Page records with their text:
::::
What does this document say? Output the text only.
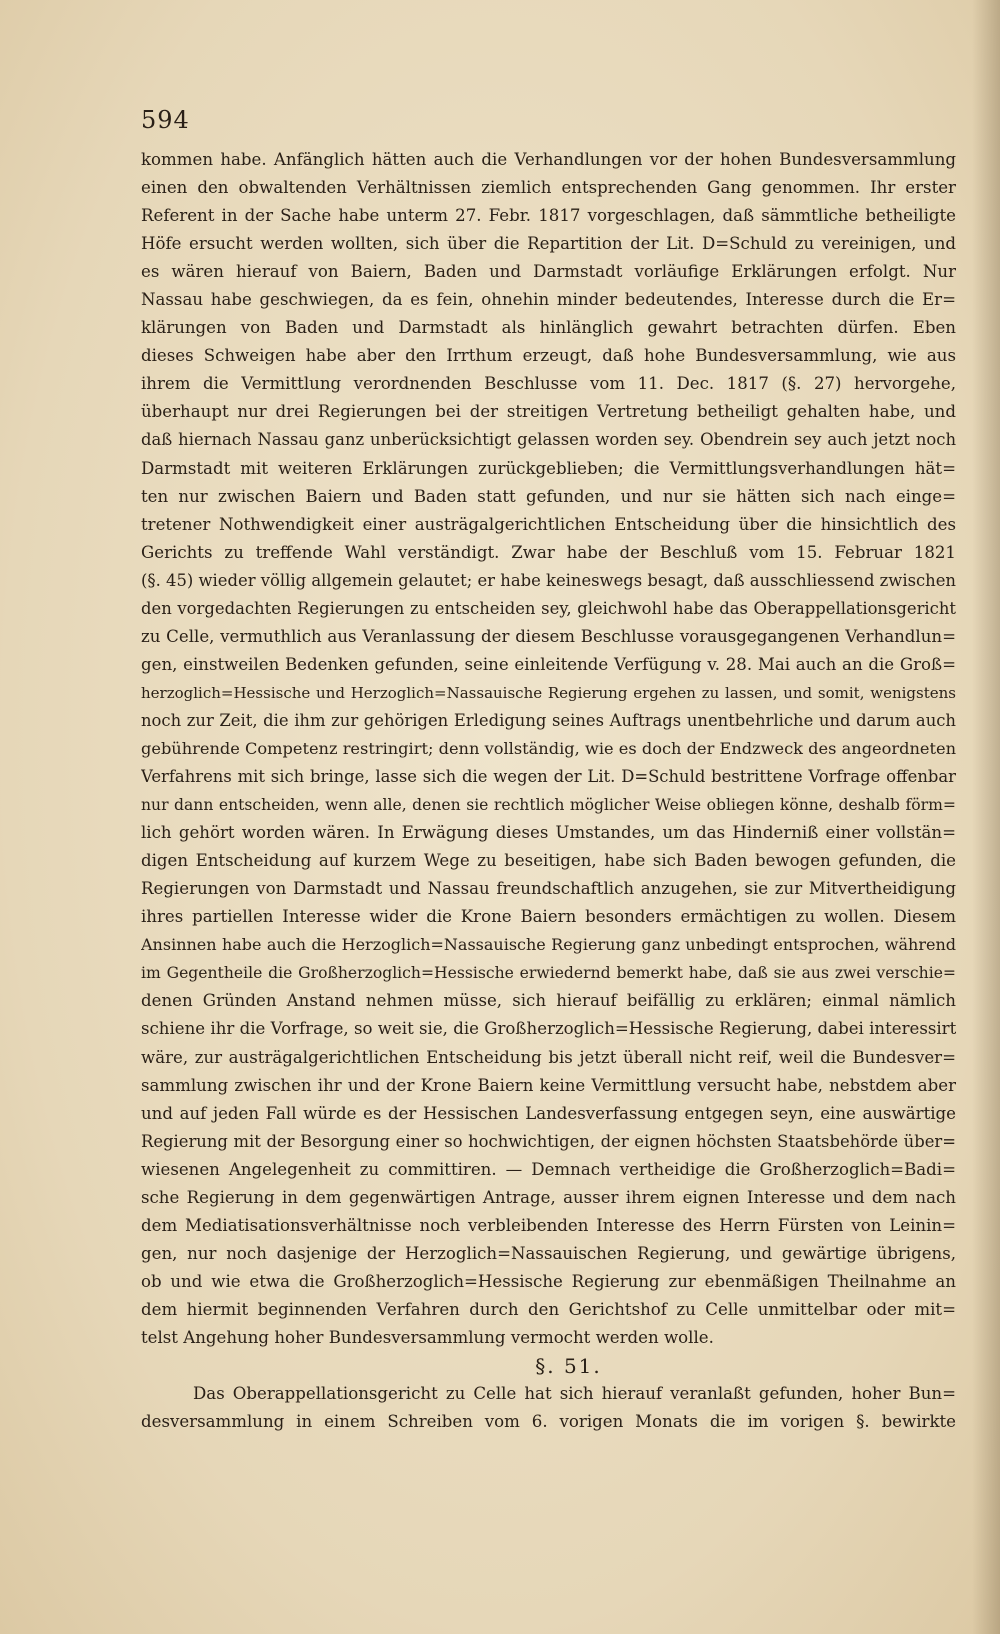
594
kommen habe. Anfänglich hätten auch die Verhandlungen vor der hohen Bundesversammlung
einen den obwaltenden Verhältnissen ziemlich entsprechenden Gang genommen. Ihr erster
Referent in der Sache habe unterm 27. Febr. 1817 vorgeschlagen, daß sämmtliche betheiligte
Höfe ersucht werden wollten, sich über die Repartition der Lit. D=Schuld zu vereinigen, und
es wären hierauf von Baiern, Baden und Darmstadt vorläufige Erklärungen erfolgt. Nur
Nassau habe geschwiegen, da es fein, ohnehin minder bedeutendes, Interesse durch die Er=
klärungen von Baden und Darmstadt als hinlänglich gewahrt betrachten dürfen. Eben
dieses Schweigen habe aber den Irrthum erzeugt, daß hohe Bundesversammlung, wie aus
ihrem die Vermittlung verordnenden Beschlusse vom 11. Dec. 1817 (§. 27) hervorgehe,
überhaupt nur drei Regierungen bei der streitigen Vertretung betheiligt gehalten habe, und
daß hiernach Nassau ganz unberücksichtigt gelassen worden sey. Obendrein sey auch jetzt noch
Darmstadt mit weiteren Erklärungen zurückgeblieben; die Vermittlungsverhandlungen hät=
ten nur zwischen Baiern und Baden statt gefunden, und nur sie hätten sich nach einge=
tretener Nothwendigkeit einer austrägalgerichtlichen Entscheidung über die hinsichtlich des
Gerichts zu treffende Wahl verständigt. Zwar habe der Beschluß vom 15. Februar 1821
(§. 45) wieder völlig allgemein gelautet; er habe keineswegs besagt, daß ausschliessend zwischen
den vorgedachten Regierungen zu entscheiden sey, gleichwohl habe das Oberappellationsgericht
zu Celle, vermuthlich aus Veranlassung der diesem Beschlusse vorausgegangenen Verhandlun=
gen, einstweilen Bedenken gefunden, seine einleitende Verfügung v. 28. Mai auch an die Groß=
herzoglich=Hessische und Herzoglich=Nassauische Regierung ergehen zu lassen, und somit, wenigstens
noch zur Zeit, die ihm zur gehörigen Erledigung seines Auftrags unentbehrliche und darum auch
gebührende Competenz restringirt; denn vollständig, wie es doch der Endzweck des angeordneten
Verfahrens mit sich bringe, lasse sich die wegen der Lit. D=Schuld bestrittene Vorfrage offenbar
nur dann entscheiden, wenn alle, denen sie rechtlich möglicher Weise obliegen könne, deshalb förm=
lich gehört worden wären. In Erwägung dieses Umstandes, um das Hinderniß einer vollstän=
digen Entscheidung auf kurzem Wege zu beseitigen, habe sich Baden bewogen gefunden, die
Regierungen von Darmstadt und Nassau freundschaftlich anzugehen, sie zur Mitvertheidigung
ihres partiellen Interesse wider die Krone Baiern besonders ermächtigen zu wollen. Diesem
Ansinnen habe auch die Herzoglich=Nassauische Regierung ganz unbedingt entsprochen, während
im Gegentheile die Großherzoglich=Hessische erwiedernd bemerkt habe, daß sie aus zwei verschie=
denen Gründen Anstand nehmen müsse, sich hierauf beifällig zu erklären; einmal nämlich
schiene ihr die Vorfrage, so weit sie, die Großherzoglich=Hessische Regierung, dabei interessirt
wäre, zur austrägalgerichtlichen Entscheidung bis jetzt überall nicht reif, weil die Bundesver=
sammlung zwischen ihr und der Krone Baiern keine Vermittlung versucht habe, nebstdem aber
und auf jeden Fall würde es der Hessischen Landesverfassung entgegen seyn, eine auswärtige
Regierung mit der Besorgung einer so hochwichtigen, der eignen höchsten Staatsbehörde über=
wiesenen Angelegenheit zu committiren. — Demnach vertheidige die Großherzoglich=Badi=
sche Regierung in dem gegenwärtigen Antrage, ausser ihrem eignen Interesse und dem nach
dem Mediatisationsverhältnisse noch verbleibenden Interesse des Herrn Fürsten von Leinin=
gen, nur noch dasjenige der Herzoglich=Nassauischen Regierung, und gewärtige übrigens,
ob und wie etwa die Großherzoglich=Hessische Regierung zur ebenmäßigen Theilnahme an
dem hiermit beginnenden Verfahren durch den Gerichtshof zu Celle unmittelbar oder mit=
telst Angehung hoher Bundesversammlung vermocht werden wolle.
§. 51.
Das Oberappellationsgericht zu Celle hat sich hierauf veranlaßt gefunden, hoher Bun=
desversammlung in einem Schreiben vom 6. vorigen Monats die im vorigen §. bewirkte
::::
**Brief:**
Give the data above again, exactly, with every picture removed.

**Output for this task:**
What does this document say? Output the text only.
594
kommen habe. Anfänglich hätten auch die Verhandlungen vor der hohen Bundesversammlung
einen den obwaltenden Verhältnissen ziemlich entsprechenden Gang genommen. Ihr erster
Referent in der Sache habe unterm 27. Febr. 1817 vorgeschlagen, daß sämmtliche betheiligte
Höfe ersucht werden wollten, sich über die Repartition der Lit. D=Schuld zu vereinigen, und
es wären hierauf von Baiern, Baden und Darmstadt vorläufige Erklärungen erfolgt. Nur
Nassau habe geschwiegen, da es fein, ohnehin minder bedeutendes, Interesse durch die Er=
klärungen von Baden und Darmstadt als hinlänglich gewahrt betrachten dürfen. Eben
dieses Schweigen habe aber den Irrthum erzeugt, daß hohe Bundesversammlung, wie aus
ihrem die Vermittlung verordnenden Beschlusse vom 11. Dec. 1817 (§. 27) hervorgehe,
überhaupt nur drei Regierungen bei der streitigen Vertretung betheiligt gehalten habe, und
daß hiernach Nassau ganz unberücksichtigt gelassen worden sey. Obendrein sey auch jetzt noch
Darmstadt mit weiteren Erklärungen zurückgeblieben; die Vermittlungsverhandlungen hät=
ten nur zwischen Baiern und Baden statt gefunden, und nur sie hätten sich nach einge=
tretener Nothwendigkeit einer austrägalgerichtlichen Entscheidung über die hinsichtlich des
Gerichts zu treffende Wahl verständigt. Zwar habe der Beschluß vom 15. Februar 1821
(§. 45) wieder völlig allgemein gelautet; er habe keineswegs besagt, daß ausschliessend zwischen
den vorgedachten Regierungen zu entscheiden sey, gleichwohl habe das Oberappellationsgericht
zu Celle, vermuthlich aus Veranlassung der diesem Beschlusse vorausgegangenen Verhandlun=
gen, einstweilen Bedenken gefunden, seine einleitende Verfügung v. 28. Mai auch an die Groß=
herzoglich=Hessische und Herzoglich=Nassauische Regierung ergehen zu lassen, und somit, wenigstens
noch zur Zeit, die ihm zur gehörigen Erledigung seines Auftrags unentbehrliche und darum auch
gebührende Competenz restringirt; denn vollständig, wie es doch der Endzweck des angeordneten
Verfahrens mit sich bringe, lasse sich die wegen der Lit. D=Schuld bestrittene Vorfrage offenbar
nur dann entscheiden, wenn alle, denen sie rechtlich möglicher Weise obliegen könne, deshalb förm=
lich gehört worden wären. In Erwägung dieses Umstandes, um das Hinderniß einer vollstän=
digen Entscheidung auf kurzem Wege zu beseitigen, habe sich Baden bewogen gefunden, die
Regierungen von Darmstadt und Nassau freundschaftlich anzugehen, sie zur Mitvertheidigung
ihres partiellen Interesse wider die Krone Baiern besonders ermächtigen zu wollen. Diesem
Ansinnen habe auch die Herzoglich=Nassauische Regierung ganz unbedingt entsprochen, während
im Gegentheile die Großherzoglich=Hessische erwiedernd bemerkt habe, daß sie aus zwei verschie=
denen Gründen Anstand nehmen müsse, sich hierauf beifällig zu erklären; einmal nämlich
schiene ihr die Vorfrage, so weit sie, die Großherzoglich=Hessische Regierung, dabei interessirt
wäre, zur austrägalgerichtlichen Entscheidung bis jetzt überall nicht reif, weil die Bundesver=
sammlung zwischen ihr und der Krone Baiern keine Vermittlung versucht habe, nebstdem aber
und auf jeden Fall würde es der Hessischen Landesverfassung entgegen seyn, eine auswärtige
Regierung mit der Besorgung einer so hochwichtigen, der eignen höchsten Staatsbehörde über=
wiesenen Angelegenheit zu committiren. — Demnach vertheidige die Großherzoglich=Badi=
sche Regierung in dem gegenwärtigen Antrage, ausser ihrem eignen Interesse und dem nach
dem Mediatisationsverhältnisse noch verbleibenden Interesse des Herrn Fürsten von Leinin=
gen, nur noch dasjenige der Herzoglich=Nassauischen Regierung, und gewärtige übrigens,
ob und wie etwa die Großherzoglich=Hessische Regierung zur ebenmäßigen Theilnahme an
dem hiermit beginnenden Verfahren durch den Gerichtshof zu Celle unmittelbar oder mit=
telst Angehung hoher Bundesversammlung vermocht werden wolle.
§. 51.
Das Oberappellationsgericht zu Celle hat sich hierauf veranlaßt gefunden, hoher Bun=
desversammlung in einem Schreiben vom 6. vorigen Monats die im vorigen §. bewirkte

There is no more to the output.